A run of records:
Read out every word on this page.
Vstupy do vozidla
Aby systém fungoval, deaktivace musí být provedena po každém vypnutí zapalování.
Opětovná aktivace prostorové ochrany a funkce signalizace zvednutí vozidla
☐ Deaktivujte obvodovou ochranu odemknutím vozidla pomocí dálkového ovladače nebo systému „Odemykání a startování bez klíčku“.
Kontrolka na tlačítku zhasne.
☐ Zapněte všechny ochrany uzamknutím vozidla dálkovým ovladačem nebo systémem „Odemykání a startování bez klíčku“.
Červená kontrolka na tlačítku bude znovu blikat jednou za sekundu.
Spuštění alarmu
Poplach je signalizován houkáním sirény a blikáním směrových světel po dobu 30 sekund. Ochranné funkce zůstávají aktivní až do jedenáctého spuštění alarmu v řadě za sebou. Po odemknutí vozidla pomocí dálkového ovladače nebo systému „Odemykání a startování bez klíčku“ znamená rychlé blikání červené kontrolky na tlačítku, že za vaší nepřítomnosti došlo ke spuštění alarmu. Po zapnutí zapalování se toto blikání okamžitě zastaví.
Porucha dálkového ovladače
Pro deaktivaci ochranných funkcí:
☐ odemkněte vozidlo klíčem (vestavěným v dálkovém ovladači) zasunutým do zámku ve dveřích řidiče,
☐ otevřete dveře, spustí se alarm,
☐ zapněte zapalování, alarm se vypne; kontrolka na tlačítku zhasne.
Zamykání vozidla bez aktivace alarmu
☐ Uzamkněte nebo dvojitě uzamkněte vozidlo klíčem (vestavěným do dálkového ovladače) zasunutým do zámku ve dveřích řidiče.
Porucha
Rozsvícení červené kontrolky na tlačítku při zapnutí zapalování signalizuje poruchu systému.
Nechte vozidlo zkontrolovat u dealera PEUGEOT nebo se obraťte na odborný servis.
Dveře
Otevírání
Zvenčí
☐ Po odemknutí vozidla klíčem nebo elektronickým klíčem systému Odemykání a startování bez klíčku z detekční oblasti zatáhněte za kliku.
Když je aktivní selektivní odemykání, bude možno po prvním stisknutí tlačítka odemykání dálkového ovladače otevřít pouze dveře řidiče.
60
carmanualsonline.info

STATED PROBLEM: Tally how many lines of the data include the word "alarmu". Write the number and nothing else.

ANSWER TO THIS EXERCISE: 3